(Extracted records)
☆ ☆ ☆
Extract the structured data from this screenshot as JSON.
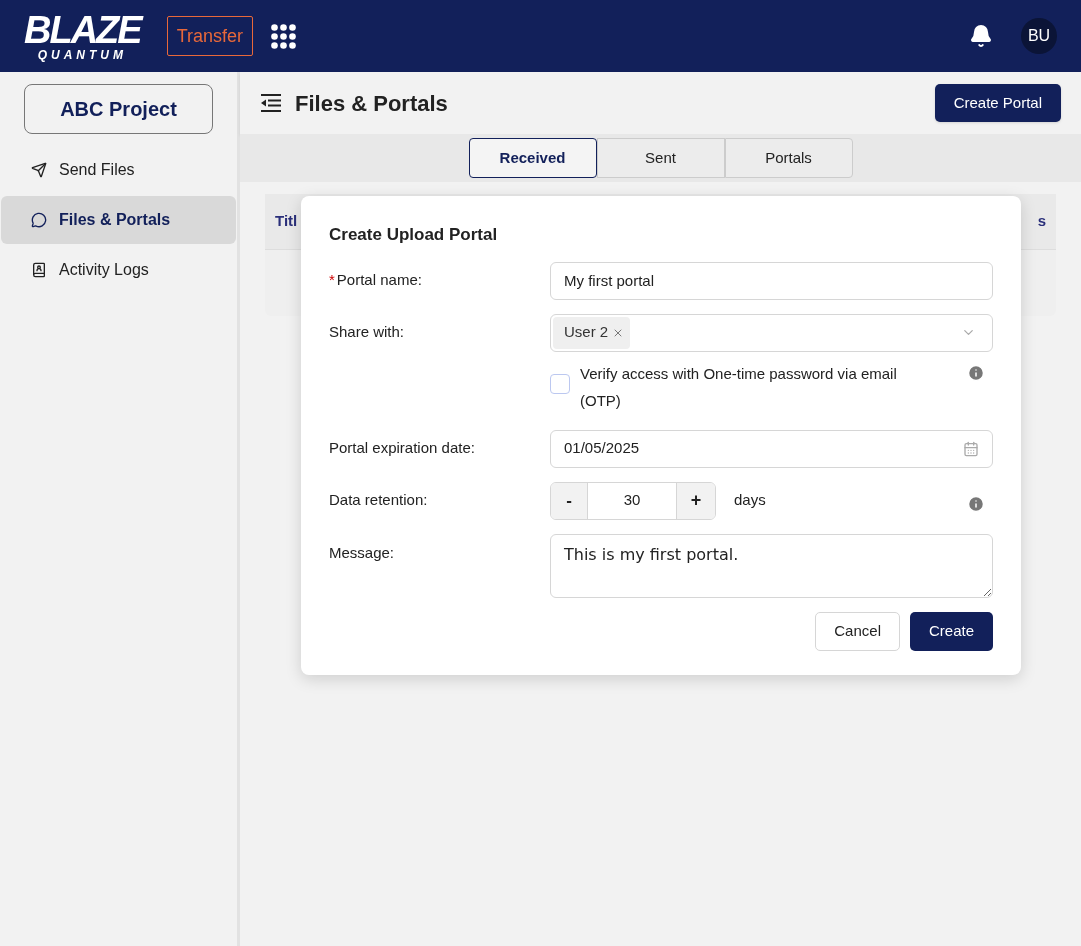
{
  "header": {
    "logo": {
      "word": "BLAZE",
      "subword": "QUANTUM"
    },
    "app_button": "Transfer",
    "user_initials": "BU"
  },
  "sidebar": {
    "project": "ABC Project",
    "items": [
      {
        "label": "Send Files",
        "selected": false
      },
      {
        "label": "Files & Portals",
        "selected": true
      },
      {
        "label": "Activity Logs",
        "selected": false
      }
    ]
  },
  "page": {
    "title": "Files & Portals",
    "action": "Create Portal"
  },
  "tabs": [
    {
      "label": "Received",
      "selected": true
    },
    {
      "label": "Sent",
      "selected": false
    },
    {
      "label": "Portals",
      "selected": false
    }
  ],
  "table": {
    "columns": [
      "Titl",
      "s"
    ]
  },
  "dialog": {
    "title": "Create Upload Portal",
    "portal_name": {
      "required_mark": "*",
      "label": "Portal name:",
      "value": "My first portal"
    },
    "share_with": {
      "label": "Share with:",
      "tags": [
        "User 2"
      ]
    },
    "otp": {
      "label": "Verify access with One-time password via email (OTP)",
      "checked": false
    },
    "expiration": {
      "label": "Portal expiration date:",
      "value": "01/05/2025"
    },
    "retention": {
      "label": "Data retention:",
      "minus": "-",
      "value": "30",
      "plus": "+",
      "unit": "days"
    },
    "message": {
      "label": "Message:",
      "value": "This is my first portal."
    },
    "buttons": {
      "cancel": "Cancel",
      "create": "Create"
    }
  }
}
☆ ☆ ☆
* **Task directions**
Pictures in the data above should not be copied; transcribe everything else exactly.

* **Response to this task**
Extract the structured data from this screenshot as JSON.
{
  "header": {
    "logo": {
      "word": "BLAZE",
      "subword": "QUANTUM"
    },
    "app_button": "Transfer",
    "user_initials": "BU"
  },
  "sidebar": {
    "project": "ABC Project",
    "items": [
      {
        "label": "Send Files",
        "selected": false
      },
      {
        "label": "Files & Portals",
        "selected": true
      },
      {
        "label": "Activity Logs",
        "selected": false
      }
    ]
  },
  "page": {
    "title": "Files & Portals",
    "action": "Create Portal"
  },
  "tabs": [
    {
      "label": "Received",
      "selected": true
    },
    {
      "label": "Sent",
      "selected": false
    },
    {
      "label": "Portals",
      "selected": false
    }
  ],
  "table": {
    "columns": [
      "Titl",
      "s"
    ]
  },
  "dialog": {
    "title": "Create Upload Portal",
    "portal_name": {
      "required_mark": "*",
      "label": "Portal name:",
      "value": "My first portal"
    },
    "share_with": {
      "label": "Share with:",
      "tags": [
        "User 2"
      ]
    },
    "otp": {
      "label": "Verify access with One-time password via email (OTP)",
      "checked": false
    },
    "expiration": {
      "label": "Portal expiration date:",
      "value": "01/05/2025"
    },
    "retention": {
      "label": "Data retention:",
      "minus": "-",
      "value": "30",
      "plus": "+",
      "unit": "days"
    },
    "message": {
      "label": "Message:",
      "value": "This is my first portal."
    },
    "buttons": {
      "cancel": "Cancel",
      "create": "Create"
    }
  }
}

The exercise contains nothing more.